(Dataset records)
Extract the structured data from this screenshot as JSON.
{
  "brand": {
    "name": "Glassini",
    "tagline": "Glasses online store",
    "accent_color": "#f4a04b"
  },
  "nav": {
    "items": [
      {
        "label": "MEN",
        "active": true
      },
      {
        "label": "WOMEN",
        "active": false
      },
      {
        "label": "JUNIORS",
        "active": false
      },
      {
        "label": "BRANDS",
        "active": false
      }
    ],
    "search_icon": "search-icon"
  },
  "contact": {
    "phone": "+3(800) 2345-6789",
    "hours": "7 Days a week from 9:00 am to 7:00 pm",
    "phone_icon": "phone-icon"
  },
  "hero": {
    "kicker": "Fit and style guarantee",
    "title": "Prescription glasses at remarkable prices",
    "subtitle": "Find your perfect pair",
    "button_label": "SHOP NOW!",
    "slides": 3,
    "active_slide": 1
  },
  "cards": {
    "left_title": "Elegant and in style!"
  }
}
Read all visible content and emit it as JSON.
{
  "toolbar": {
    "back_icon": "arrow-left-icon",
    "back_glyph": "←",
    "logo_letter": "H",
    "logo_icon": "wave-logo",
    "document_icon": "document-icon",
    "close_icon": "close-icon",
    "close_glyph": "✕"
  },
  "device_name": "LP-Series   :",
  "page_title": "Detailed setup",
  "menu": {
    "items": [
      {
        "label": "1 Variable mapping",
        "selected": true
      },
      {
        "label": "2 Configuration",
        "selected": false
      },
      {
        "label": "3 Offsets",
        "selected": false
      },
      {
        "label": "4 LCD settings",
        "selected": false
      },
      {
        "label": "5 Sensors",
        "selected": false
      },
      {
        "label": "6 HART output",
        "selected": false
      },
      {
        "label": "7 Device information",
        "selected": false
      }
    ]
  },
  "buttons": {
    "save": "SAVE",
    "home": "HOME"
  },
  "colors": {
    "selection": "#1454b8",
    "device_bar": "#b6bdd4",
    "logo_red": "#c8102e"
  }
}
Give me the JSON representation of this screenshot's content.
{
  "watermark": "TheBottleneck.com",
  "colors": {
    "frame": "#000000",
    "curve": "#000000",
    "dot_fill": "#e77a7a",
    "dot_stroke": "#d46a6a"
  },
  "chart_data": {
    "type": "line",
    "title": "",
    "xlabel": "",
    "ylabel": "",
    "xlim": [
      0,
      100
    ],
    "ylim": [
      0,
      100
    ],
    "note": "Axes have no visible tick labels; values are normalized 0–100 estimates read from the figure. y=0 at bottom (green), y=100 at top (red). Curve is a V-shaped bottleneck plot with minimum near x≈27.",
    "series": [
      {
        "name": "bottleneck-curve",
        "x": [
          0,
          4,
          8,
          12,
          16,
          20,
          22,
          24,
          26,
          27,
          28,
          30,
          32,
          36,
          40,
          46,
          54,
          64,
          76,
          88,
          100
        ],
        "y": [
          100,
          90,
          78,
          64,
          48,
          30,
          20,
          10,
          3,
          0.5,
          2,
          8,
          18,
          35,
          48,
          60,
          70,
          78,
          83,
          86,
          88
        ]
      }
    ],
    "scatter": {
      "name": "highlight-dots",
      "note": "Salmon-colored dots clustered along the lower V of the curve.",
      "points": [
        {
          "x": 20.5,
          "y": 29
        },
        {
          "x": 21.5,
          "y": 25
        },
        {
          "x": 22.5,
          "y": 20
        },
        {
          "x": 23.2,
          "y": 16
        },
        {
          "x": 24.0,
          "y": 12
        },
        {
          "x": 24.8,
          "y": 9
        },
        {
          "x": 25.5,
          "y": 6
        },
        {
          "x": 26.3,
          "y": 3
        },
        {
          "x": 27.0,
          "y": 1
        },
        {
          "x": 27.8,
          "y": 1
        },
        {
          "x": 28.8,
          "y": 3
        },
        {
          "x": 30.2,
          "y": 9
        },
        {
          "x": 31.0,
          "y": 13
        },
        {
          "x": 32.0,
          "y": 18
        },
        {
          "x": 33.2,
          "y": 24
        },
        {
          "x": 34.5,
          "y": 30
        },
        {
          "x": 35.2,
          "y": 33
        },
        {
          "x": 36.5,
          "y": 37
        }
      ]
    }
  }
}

EXERCISE: Please repeat the material above, word for word and in full.

ANSWER BELOW:
Extract the structured data from this screenshot as JSON.
{
  "brand": {
    "name": "Glassini",
    "tagline": "Glasses online store",
    "accent_color": "#f4a04b"
  },
  "nav": {
    "items": [
      {
        "label": "MEN",
        "active": true
      },
      {
        "label": "WOMEN",
        "active": false
      },
      {
        "label": "JUNIORS",
        "active": false
      },
      {
        "label": "BRANDS",
        "active": false
      }
    ],
    "search_icon": "search-icon"
  },
  "contact": {
    "phone": "+3(800) 2345-6789",
    "hours": "7 Days a week from 9:00 am to 7:00 pm",
    "phone_icon": "phone-icon"
  },
  "hero": {
    "kicker": "Fit and style guarantee",
    "title": "Prescription glasses at remarkable prices",
    "subtitle": "Find your perfect pair",
    "button_label": "SHOP NOW!",
    "slides": 3,
    "active_slide": 1
  },
  "cards": {
    "left_title": "Elegant and in style!"
  }
}
Read all visible content and emit it as JSON.
{
  "toolbar": {
    "back_icon": "arrow-left-icon",
    "back_glyph": "←",
    "logo_letter": "H",
    "logo_icon": "wave-logo",
    "document_icon": "document-icon",
    "close_icon": "close-icon",
    "close_glyph": "✕"
  },
  "device_name": "LP-Series   :",
  "page_title": "Detailed setup",
  "menu": {
    "items": [
      {
        "label": "1 Variable mapping",
        "selected": true
      },
      {
        "label": "2 Configuration",
        "selected": false
      },
      {
        "label": "3 Offsets",
        "selected": false
      },
      {
        "label": "4 LCD settings",
        "selected": false
      },
      {
        "label": "5 Sensors",
        "selected": false
      },
      {
        "label": "6 HART output",
        "selected": false
      },
      {
        "label": "7 Device information",
        "selected": false
      }
    ]
  },
  "buttons": {
    "save": "SAVE",
    "home": "HOME"
  },
  "colors": {
    "selection": "#1454b8",
    "device_bar": "#b6bdd4",
    "logo_red": "#c8102e"
  }
}
Give me the JSON representation of this screenshot's content.
{
  "watermark": "TheBottleneck.com",
  "colors": {
    "frame": "#000000",
    "curve": "#000000",
    "dot_fill": "#e77a7a",
    "dot_stroke": "#d46a6a"
  },
  "chart_data": {
    "type": "line",
    "title": "",
    "xlabel": "",
    "ylabel": "",
    "xlim": [
      0,
      100
    ],
    "ylim": [
      0,
      100
    ],
    "note": "Axes have no visible tick labels; values are normalized 0–100 estimates read from the figure. y=0 at bottom (green), y=100 at top (red). Curve is a V-shaped bottleneck plot with minimum near x≈27.",
    "series": [
      {
        "name": "bottleneck-curve",
        "x": [
          0,
          4,
          8,
          12,
          16,
          20,
          22,
          24,
          26,
          27,
          28,
          30,
          32,
          36,
          40,
          46,
          54,
          64,
          76,
          88,
          100
        ],
        "y": [
          100,
          90,
          78,
          64,
          48,
          30,
          20,
          10,
          3,
          0.5,
          2,
          8,
          18,
          35,
          48,
          60,
          70,
          78,
          83,
          86,
          88
        ]
      }
    ],
    "scatter": {
      "name": "highlight-dots",
      "note": "Salmon-colored dots clustered along the lower V of the curve.",
      "points": [
        {
          "x": 20.5,
          "y": 29
        },
        {
          "x": 21.5,
          "y": 25
        },
        {
          "x": 22.5,
          "y": 20
        },
        {
          "x": 23.2,
          "y": 16
        },
        {
          "x": 24.0,
          "y": 12
        },
        {
          "x": 24.8,
          "y": 9
        },
        {
          "x": 25.5,
          "y": 6
        },
        {
          "x": 26.3,
          "y": 3
        },
        {
          "x": 27.0,
          "y": 1
        },
        {
          "x": 27.8,
          "y": 1
        },
        {
          "x": 28.8,
          "y": 3
        },
        {
          "x": 30.2,
          "y": 9
        },
        {
          "x": 31.0,
          "y": 13
        },
        {
          "x": 32.0,
          "y": 18
        },
        {
          "x": 33.2,
          "y": 24
        },
        {
          "x": 34.5,
          "y": 30
        },
        {
          "x": 35.2,
          "y": 33
        },
        {
          "x": 36.5,
          "y": 37
        }
      ]
    }
  }
}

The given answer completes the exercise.